To be done:
Report every line from the material that contains the word "Online".

Given data:
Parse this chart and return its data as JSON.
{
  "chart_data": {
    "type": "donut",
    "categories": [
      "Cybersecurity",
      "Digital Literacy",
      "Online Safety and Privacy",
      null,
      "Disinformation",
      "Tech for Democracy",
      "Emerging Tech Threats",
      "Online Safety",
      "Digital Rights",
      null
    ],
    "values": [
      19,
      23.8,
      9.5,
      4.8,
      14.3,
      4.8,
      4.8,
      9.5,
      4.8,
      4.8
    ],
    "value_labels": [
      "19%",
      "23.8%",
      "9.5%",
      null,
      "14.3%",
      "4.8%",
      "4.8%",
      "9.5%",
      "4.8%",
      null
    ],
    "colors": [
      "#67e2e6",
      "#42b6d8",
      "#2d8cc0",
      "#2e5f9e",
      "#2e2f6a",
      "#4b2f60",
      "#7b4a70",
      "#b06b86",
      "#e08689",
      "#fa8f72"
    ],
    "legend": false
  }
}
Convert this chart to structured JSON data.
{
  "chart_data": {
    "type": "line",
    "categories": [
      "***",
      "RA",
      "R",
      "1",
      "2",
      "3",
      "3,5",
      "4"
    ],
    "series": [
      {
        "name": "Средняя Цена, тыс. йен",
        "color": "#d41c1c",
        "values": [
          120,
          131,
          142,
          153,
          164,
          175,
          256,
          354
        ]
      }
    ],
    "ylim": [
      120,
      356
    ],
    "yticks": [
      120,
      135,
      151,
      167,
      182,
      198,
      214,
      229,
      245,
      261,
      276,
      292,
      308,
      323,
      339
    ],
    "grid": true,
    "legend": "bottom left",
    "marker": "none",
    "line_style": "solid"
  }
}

Solution to this task:
      "Online Safety and Privacy",
      "Online Safety",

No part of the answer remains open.